Data in this exercise
————————
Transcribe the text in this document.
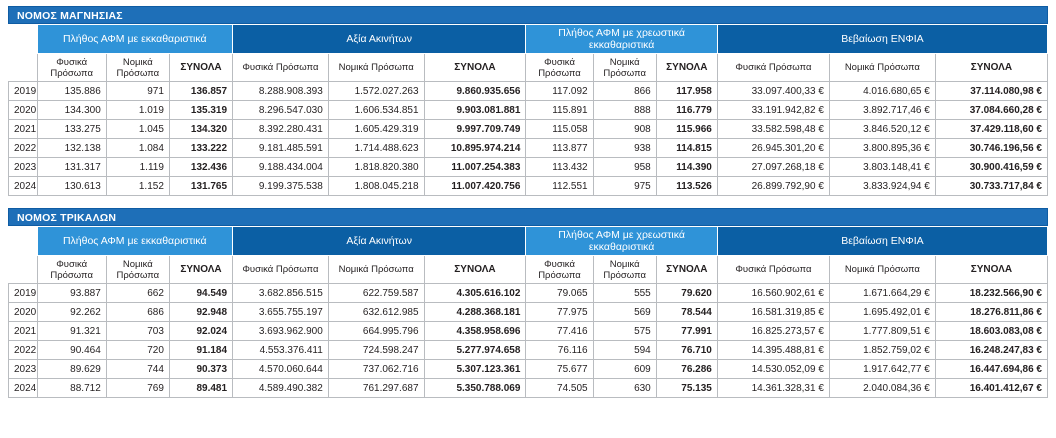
ΝΟΜΟΣ ΜΑΓΝΗΣΙΑΣ
	Πλήθος ΑΦΜ με εκκαθαριστικά			Αξία Ακινήτων			Πλήθος ΑΦΜ με χρεωστικά εκκαθαριστικά			Βεβαίωση ΕΝΦΙΑ		
	Φυσικά Πρόσωπα	Νομικά Πρόσωπα	ΣΥΝΟΛΑ	Φυσικά Πρόσωπα	Νομικά Πρόσωπα	ΣΥΝΟΛΑ	Φυσικά Πρόσωπα	Νομικά Πρόσωπα	ΣΥΝΟΛΑ	Φυσικά Πρόσωπα	Νομικά Πρόσωπα	ΣΥΝΟΛΑ
2019	135.886	971	136.857	8.288.908.393	1.572.027.263	9.860.935.656	117.092	866	117.958	33.097.400,33 €	4.016.680,65 €	37.114.080,98 €
2020	134.300	1.019	135.319	8.296.547.030	1.606.534.851	9.903.081.881	115.891	888	116.779	33.191.942,82 €	3.892.717,46 €	37.084.660,28 €
2021	133.275	1.045	134.320	8.392.280.431	1.605.429.319	9.997.709.749	115.058	908	115.966	33.582.598,48 €	3.846.520,12 €	37.429.118,60 €
2022	132.138	1.084	133.222	9.181.485.591	1.714.488.623	10.895.974.214	113.877	938	114.815	26.945.301,20 €	3.800.895,36 €	30.746.196,56 €
2023	131.317	1.119	132.436	9.188.434.004	1.818.820.380	11.007.254.383	113.432	958	114.390	27.097.268,18 €	3.803.148,41 €	30.900.416,59 €
2024	130.613	1.152	131.765	9.199.375.538	1.808.045.218	11.007.420.756	112.551	975	113.526	26.899.792,90 €	3.833.924,94 €	30.733.717,84 €
ΝΟΜΟΣ ΤΡΙΚΑΛΩΝ
	Πλήθος ΑΦΜ με εκκαθαριστικά			Αξία Ακινήτων			Πλήθος ΑΦΜ με χρεωστικά εκκαθαριστικά			Βεβαίωση ΕΝΦΙΑ		
	Φυσικά Πρόσωπα	Νομικά Πρόσωπα	ΣΥΝΟΛΑ	Φυσικά Πρόσωπα	Νομικά Πρόσωπα	ΣΥΝΟΛΑ	Φυσικά Πρόσωπα	Νομικά Πρόσωπα	ΣΥΝΟΛΑ	Φυσικά Πρόσωπα	Νομικά Πρόσωπα	ΣΥΝΟΛΑ
2019	93.887	662	94.549	3.682.856.515	622.759.587	4.305.616.102	79.065	555	79.620	16.560.902,61 €	1.671.664,29 €	18.232.566,90 €
2020	92.262	686	92.948	3.655.755.197	632.612.985	4.288.368.181	77.975	569	78.544	16.581.319,85 €	1.695.492,01 €	18.276.811,86 €
2021	91.321	703	92.024	3.693.962.900	664.995.796	4.358.958.696	77.416	575	77.991	16.825.273,57 €	1.777.809,51 €	18.603.083,08 €
2022	90.464	720	91.184	4.553.376.411	724.598.247	5.277.974.658	76.116	594	76.710	14.395.488,81 €	1.852.759,02 €	16.248.247,83 €
2023	89.629	744	90.373	4.570.060.644	737.062.716	5.307.123.361	75.677	609	76.286	14.530.052,09 €	1.917.642,77 €	16.447.694,86 €
2024	88.712	769	89.481	4.589.490.382	761.297.687	5.350.788.069	74.505	630	75.135	14.361.328,31 €	2.040.084,36 €	16.401.412,67 €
————————
Challenge
Pictures are to be left out; all else in the entries above is to be quoted exactly.

Output for this task
Transcribe the text in this document.
ΝΟΜΟΣ ΜΑΓΝΗΣΙΑΣ
	Πλήθος ΑΦΜ με εκκαθαριστικά			Αξία Ακινήτων			Πλήθος ΑΦΜ με χρεωστικά εκκαθαριστικά			Βεβαίωση ΕΝΦΙΑ		
	Φυσικά Πρόσωπα	Νομικά Πρόσωπα	ΣΥΝΟΛΑ	Φυσικά Πρόσωπα	Νομικά Πρόσωπα	ΣΥΝΟΛΑ	Φυσικά Πρόσωπα	Νομικά Πρόσωπα	ΣΥΝΟΛΑ	Φυσικά Πρόσωπα	Νομικά Πρόσωπα	ΣΥΝΟΛΑ
2019	135.886	971	136.857	8.288.908.393	1.572.027.263	9.860.935.656	117.092	866	117.958	33.097.400,33 €	4.016.680,65 €	37.114.080,98 €
2020	134.300	1.019	135.319	8.296.547.030	1.606.534.851	9.903.081.881	115.891	888	116.779	33.191.942,82 €	3.892.717,46 €	37.084.660,28 €
2021	133.275	1.045	134.320	8.392.280.431	1.605.429.319	9.997.709.749	115.058	908	115.966	33.582.598,48 €	3.846.520,12 €	37.429.118,60 €
2022	132.138	1.084	133.222	9.181.485.591	1.714.488.623	10.895.974.214	113.877	938	114.815	26.945.301,20 €	3.800.895,36 €	30.746.196,56 €
2023	131.317	1.119	132.436	9.188.434.004	1.818.820.380	11.007.254.383	113.432	958	114.390	27.097.268,18 €	3.803.148,41 €	30.900.416,59 €
2024	130.613	1.152	131.765	9.199.375.538	1.808.045.218	11.007.420.756	112.551	975	113.526	26.899.792,90 €	3.833.924,94 €	30.733.717,84 €
ΝΟΜΟΣ ΤΡΙΚΑΛΩΝ
	Πλήθος ΑΦΜ με εκκαθαριστικά			Αξία Ακινήτων			Πλήθος ΑΦΜ με χρεωστικά εκκαθαριστικά			Βεβαίωση ΕΝΦΙΑ		
	Φυσικά Πρόσωπα	Νομικά Πρόσωπα	ΣΥΝΟΛΑ	Φυσικά Πρόσωπα	Νομικά Πρόσωπα	ΣΥΝΟΛΑ	Φυσικά Πρόσωπα	Νομικά Πρόσωπα	ΣΥΝΟΛΑ	Φυσικά Πρόσωπα	Νομικά Πρόσωπα	ΣΥΝΟΛΑ
2019	93.887	662	94.549	3.682.856.515	622.759.587	4.305.616.102	79.065	555	79.620	16.560.902,61 €	1.671.664,29 €	18.232.566,90 €
2020	92.262	686	92.948	3.655.755.197	632.612.985	4.288.368.181	77.975	569	78.544	16.581.319,85 €	1.695.492,01 €	18.276.811,86 €
2021	91.321	703	92.024	3.693.962.900	664.995.796	4.358.958.696	77.416	575	77.991	16.825.273,57 €	1.777.809,51 €	18.603.083,08 €
2022	90.464	720	91.184	4.553.376.411	724.598.247	5.277.974.658	76.116	594	76.710	14.395.488,81 €	1.852.759,02 €	16.248.247,83 €
2023	89.629	744	90.373	4.570.060.644	737.062.716	5.307.123.361	75.677	609	76.286	14.530.052,09 €	1.917.642,77 €	16.447.694,86 €
2024	88.712	769	89.481	4.589.490.382	761.297.687	5.350.788.069	74.505	630	75.135	14.361.328,31 €	2.040.084,36 €	16.401.412,67 €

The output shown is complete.